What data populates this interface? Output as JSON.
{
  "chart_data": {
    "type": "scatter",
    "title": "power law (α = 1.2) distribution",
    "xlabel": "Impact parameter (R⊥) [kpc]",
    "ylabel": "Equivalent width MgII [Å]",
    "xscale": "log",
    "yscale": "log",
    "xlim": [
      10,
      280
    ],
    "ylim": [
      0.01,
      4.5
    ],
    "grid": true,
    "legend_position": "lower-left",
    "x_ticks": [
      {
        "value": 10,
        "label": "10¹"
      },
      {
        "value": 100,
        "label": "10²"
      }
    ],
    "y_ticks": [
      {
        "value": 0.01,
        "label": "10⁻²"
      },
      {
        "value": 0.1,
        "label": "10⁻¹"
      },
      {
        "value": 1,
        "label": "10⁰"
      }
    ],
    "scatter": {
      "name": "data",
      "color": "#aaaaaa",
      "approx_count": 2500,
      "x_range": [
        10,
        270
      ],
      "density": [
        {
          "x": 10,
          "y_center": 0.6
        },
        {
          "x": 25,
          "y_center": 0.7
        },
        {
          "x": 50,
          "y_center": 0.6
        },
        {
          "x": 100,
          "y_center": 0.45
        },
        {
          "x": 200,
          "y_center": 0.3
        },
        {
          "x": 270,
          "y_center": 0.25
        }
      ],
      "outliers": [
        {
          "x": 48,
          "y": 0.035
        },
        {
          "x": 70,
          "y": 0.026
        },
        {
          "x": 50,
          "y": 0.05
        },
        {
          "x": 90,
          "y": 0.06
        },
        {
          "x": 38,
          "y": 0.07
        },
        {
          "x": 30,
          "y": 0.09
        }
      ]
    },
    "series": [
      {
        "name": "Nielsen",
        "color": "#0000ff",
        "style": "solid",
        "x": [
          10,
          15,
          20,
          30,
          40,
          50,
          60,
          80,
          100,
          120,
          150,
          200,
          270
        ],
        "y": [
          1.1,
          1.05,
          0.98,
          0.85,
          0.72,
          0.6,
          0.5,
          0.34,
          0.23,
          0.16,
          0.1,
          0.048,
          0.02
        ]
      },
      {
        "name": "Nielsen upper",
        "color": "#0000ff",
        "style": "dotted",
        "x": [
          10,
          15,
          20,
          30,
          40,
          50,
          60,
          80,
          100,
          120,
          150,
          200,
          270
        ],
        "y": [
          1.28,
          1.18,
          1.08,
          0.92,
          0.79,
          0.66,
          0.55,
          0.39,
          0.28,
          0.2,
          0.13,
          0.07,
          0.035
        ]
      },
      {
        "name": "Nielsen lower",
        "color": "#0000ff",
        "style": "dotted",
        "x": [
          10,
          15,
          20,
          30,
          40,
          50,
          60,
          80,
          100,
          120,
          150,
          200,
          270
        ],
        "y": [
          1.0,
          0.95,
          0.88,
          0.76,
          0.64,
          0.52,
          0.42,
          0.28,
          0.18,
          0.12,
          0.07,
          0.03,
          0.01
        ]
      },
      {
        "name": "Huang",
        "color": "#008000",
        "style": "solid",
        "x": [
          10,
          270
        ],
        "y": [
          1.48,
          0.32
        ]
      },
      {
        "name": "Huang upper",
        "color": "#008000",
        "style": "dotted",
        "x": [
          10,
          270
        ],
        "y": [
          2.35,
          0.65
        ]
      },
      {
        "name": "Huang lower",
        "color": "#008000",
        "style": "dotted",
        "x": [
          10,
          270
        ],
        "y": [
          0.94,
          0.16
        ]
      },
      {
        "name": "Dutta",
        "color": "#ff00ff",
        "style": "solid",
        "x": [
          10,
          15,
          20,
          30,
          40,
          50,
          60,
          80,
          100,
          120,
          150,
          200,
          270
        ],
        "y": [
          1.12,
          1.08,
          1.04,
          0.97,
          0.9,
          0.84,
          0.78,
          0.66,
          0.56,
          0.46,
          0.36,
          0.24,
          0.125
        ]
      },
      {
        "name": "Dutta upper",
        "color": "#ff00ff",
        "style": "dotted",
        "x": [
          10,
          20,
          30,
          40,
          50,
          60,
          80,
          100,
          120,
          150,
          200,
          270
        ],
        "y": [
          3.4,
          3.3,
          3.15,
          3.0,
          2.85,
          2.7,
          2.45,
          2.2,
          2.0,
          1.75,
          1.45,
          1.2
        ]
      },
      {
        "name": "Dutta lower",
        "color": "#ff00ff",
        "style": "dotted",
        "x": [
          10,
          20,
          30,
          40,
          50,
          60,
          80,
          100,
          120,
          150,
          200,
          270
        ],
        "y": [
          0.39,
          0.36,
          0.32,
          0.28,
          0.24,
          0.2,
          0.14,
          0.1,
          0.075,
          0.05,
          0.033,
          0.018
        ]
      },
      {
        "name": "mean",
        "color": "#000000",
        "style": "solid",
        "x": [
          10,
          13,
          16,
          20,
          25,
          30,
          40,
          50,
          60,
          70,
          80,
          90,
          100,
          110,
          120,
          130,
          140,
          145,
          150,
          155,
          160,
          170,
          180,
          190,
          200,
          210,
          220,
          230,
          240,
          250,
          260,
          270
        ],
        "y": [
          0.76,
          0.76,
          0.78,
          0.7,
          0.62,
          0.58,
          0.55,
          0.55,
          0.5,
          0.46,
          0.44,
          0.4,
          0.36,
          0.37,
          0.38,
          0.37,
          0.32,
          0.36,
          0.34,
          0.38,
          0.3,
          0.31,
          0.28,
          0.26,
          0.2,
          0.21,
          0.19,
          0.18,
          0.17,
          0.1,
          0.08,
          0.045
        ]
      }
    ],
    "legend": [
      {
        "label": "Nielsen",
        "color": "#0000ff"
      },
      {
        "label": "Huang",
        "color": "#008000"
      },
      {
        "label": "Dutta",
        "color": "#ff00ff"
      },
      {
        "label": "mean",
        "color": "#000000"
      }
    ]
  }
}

▶ **Stated problem**
Tally the lines of the data that hold the string "name". Answer with the number and nothing more.

▶ **Solution to the exercise**
11